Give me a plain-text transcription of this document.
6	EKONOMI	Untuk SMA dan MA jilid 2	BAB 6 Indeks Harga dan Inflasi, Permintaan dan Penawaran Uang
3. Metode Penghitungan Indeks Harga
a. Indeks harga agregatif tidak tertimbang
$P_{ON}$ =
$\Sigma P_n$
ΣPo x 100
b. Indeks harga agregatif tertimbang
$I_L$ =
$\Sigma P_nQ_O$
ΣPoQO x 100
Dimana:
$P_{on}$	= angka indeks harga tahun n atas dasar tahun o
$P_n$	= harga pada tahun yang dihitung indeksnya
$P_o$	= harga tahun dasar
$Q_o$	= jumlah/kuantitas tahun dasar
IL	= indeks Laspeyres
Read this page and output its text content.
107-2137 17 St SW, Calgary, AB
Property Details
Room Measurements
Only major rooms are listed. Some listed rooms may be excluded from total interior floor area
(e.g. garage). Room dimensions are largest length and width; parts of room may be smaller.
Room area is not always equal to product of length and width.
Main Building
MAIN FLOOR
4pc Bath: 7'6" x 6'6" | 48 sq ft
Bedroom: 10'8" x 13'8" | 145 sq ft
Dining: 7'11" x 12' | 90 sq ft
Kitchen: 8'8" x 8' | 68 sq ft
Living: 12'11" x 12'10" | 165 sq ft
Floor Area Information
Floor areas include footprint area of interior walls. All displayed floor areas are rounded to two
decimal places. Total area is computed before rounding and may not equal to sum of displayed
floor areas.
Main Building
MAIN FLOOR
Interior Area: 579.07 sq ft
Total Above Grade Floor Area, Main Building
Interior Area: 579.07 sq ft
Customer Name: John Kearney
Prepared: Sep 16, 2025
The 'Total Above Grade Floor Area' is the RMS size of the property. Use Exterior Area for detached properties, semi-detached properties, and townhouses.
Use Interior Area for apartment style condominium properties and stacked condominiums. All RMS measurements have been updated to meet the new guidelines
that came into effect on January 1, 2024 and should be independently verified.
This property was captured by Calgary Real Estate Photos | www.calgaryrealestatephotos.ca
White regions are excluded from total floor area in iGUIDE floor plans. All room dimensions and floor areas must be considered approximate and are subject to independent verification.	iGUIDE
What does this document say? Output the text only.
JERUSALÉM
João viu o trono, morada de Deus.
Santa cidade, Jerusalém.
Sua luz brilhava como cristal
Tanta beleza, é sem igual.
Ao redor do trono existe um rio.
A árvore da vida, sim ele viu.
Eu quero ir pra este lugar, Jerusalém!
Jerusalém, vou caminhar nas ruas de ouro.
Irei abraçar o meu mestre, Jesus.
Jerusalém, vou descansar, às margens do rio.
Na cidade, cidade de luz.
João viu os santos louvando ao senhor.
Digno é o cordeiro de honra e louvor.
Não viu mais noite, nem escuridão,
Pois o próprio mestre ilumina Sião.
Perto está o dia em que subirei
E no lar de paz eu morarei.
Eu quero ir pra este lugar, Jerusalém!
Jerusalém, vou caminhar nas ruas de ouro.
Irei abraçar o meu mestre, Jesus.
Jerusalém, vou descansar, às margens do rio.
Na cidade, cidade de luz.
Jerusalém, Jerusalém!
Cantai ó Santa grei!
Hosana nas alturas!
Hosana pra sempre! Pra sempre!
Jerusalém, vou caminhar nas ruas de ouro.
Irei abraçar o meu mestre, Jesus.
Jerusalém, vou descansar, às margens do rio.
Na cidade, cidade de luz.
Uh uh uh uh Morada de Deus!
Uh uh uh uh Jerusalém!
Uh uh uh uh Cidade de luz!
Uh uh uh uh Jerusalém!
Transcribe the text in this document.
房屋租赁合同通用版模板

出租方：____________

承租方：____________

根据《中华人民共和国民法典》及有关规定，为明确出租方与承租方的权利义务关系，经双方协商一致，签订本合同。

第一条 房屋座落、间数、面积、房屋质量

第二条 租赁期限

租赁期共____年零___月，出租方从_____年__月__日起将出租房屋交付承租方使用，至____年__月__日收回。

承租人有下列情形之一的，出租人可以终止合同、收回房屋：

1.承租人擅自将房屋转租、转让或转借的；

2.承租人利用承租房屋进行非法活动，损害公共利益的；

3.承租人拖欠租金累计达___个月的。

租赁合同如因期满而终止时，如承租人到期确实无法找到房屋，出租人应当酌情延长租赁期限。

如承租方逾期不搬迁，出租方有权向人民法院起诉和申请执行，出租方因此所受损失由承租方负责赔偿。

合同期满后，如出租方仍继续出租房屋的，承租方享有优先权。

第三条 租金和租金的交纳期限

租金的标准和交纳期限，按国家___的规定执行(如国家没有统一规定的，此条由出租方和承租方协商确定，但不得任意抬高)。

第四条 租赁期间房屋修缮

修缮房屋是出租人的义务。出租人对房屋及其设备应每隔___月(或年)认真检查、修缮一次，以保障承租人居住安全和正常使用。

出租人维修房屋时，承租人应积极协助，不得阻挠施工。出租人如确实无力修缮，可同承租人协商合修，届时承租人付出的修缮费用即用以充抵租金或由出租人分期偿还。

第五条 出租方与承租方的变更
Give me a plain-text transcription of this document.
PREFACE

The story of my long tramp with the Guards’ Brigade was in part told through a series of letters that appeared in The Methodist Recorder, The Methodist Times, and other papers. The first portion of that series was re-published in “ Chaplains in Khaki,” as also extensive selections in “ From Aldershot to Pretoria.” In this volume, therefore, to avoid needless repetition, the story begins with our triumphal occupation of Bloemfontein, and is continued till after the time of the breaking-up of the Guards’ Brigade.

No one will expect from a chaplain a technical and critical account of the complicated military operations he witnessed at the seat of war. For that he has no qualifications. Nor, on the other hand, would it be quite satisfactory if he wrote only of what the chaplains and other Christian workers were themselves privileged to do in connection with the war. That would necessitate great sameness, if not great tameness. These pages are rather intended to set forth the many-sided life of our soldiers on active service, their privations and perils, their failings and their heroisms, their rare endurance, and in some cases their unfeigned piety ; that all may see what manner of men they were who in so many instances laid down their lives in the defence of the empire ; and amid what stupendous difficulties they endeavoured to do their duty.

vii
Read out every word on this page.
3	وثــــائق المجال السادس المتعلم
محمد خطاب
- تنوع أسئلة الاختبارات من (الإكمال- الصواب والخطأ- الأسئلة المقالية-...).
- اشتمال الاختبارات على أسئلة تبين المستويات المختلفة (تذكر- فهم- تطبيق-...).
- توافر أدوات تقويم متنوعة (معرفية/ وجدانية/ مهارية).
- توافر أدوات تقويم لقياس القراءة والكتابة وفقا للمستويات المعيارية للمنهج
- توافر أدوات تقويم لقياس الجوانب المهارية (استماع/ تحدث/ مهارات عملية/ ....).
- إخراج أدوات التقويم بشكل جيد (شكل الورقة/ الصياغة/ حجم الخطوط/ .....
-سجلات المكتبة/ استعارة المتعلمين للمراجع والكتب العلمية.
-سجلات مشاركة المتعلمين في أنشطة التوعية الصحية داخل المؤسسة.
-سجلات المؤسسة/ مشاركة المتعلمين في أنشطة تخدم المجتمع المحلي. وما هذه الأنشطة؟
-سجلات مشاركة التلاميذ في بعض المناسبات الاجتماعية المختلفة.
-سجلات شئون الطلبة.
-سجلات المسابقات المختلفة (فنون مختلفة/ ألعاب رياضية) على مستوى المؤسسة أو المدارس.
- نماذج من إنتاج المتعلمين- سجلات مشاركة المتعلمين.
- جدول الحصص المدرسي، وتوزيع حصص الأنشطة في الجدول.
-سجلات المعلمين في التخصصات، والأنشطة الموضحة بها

• Your task: Find how many lines in the listing hold "dimensions", and reply with that number only.

• Answer to the exercise: 2